┌────────

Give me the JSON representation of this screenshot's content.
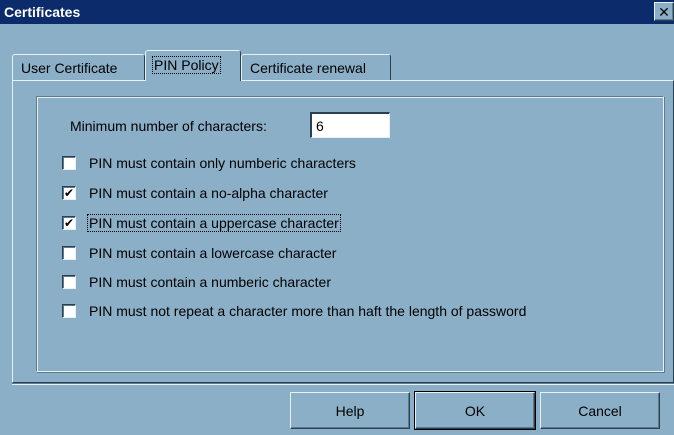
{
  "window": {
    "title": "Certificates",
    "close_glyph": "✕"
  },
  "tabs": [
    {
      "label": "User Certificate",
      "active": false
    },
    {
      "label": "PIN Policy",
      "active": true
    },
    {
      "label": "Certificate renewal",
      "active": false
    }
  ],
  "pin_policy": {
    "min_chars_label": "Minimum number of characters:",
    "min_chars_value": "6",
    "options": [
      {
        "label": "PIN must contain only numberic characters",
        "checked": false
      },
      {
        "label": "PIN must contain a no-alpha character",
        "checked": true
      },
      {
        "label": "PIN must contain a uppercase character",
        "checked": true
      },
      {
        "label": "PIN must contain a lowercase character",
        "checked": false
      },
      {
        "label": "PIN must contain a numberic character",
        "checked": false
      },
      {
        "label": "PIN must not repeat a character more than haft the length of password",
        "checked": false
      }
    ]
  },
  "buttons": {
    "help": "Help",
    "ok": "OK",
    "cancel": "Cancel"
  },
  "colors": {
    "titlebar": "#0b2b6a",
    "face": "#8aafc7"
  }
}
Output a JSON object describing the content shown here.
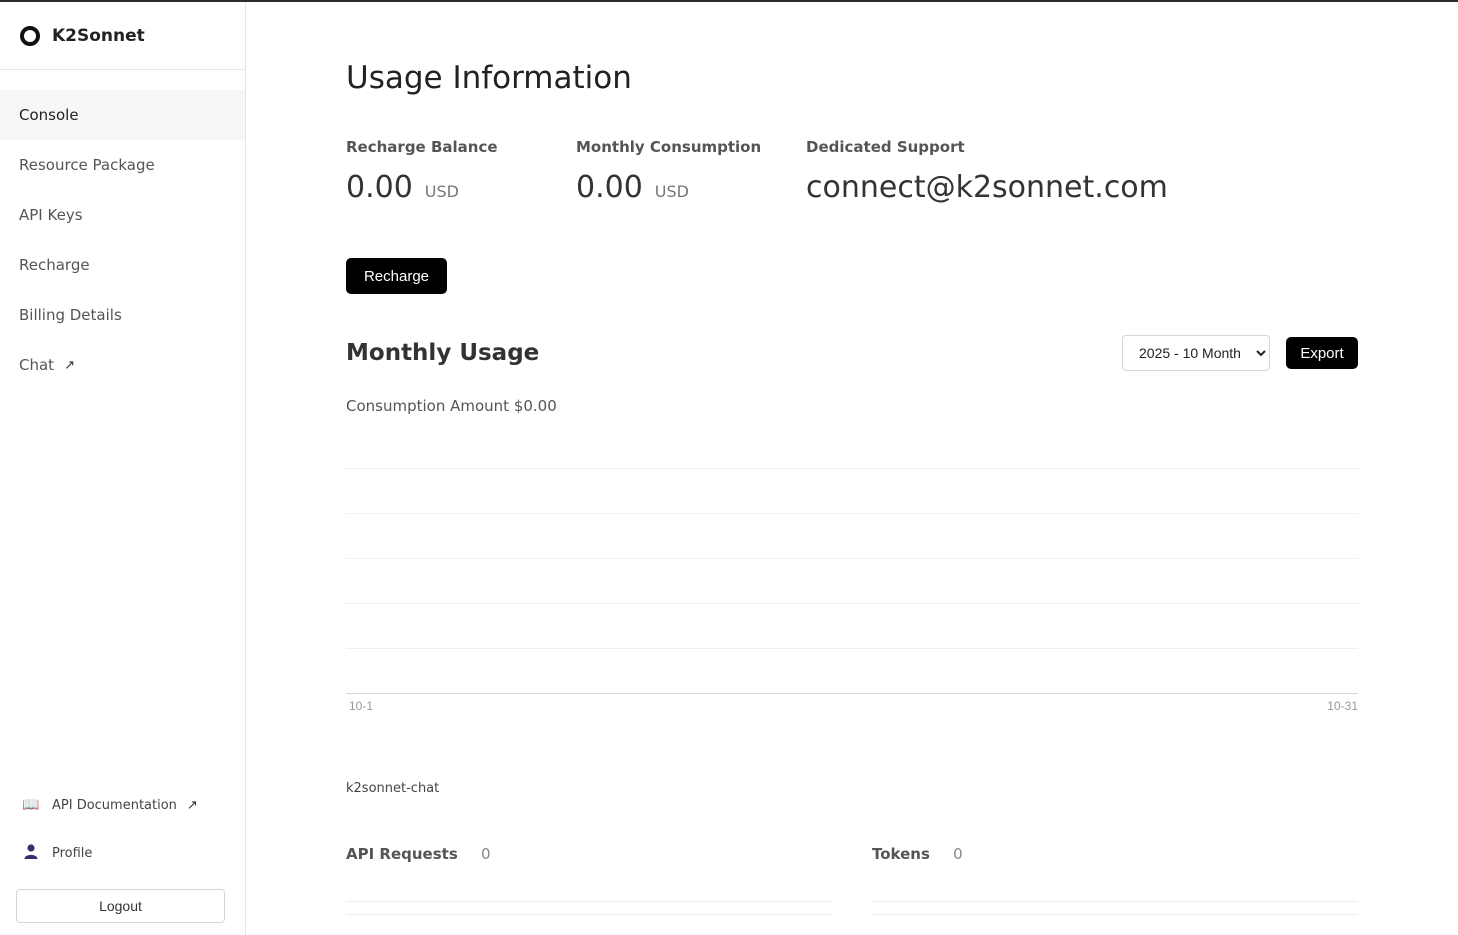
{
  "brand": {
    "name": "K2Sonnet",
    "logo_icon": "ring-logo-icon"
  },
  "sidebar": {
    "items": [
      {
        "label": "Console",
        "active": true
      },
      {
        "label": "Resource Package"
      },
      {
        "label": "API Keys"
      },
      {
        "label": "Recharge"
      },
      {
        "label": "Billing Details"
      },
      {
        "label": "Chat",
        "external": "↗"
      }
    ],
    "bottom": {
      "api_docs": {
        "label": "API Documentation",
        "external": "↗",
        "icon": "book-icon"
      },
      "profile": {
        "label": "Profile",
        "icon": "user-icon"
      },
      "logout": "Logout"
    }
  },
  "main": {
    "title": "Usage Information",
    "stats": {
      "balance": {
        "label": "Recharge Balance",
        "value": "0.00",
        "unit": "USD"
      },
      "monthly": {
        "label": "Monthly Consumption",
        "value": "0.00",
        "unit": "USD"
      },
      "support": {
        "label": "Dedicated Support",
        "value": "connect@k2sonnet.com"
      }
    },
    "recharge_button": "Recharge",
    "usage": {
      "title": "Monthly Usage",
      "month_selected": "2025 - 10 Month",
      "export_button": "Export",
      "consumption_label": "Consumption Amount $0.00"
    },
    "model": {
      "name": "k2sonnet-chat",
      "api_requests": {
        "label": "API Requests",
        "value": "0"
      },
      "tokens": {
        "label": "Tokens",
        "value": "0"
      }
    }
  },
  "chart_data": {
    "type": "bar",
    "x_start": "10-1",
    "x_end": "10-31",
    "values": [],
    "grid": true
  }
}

└────────

*Task requirements*
Find every line in the listing that holds the string "active", then say how many there are as a bare number.

*Written response*
4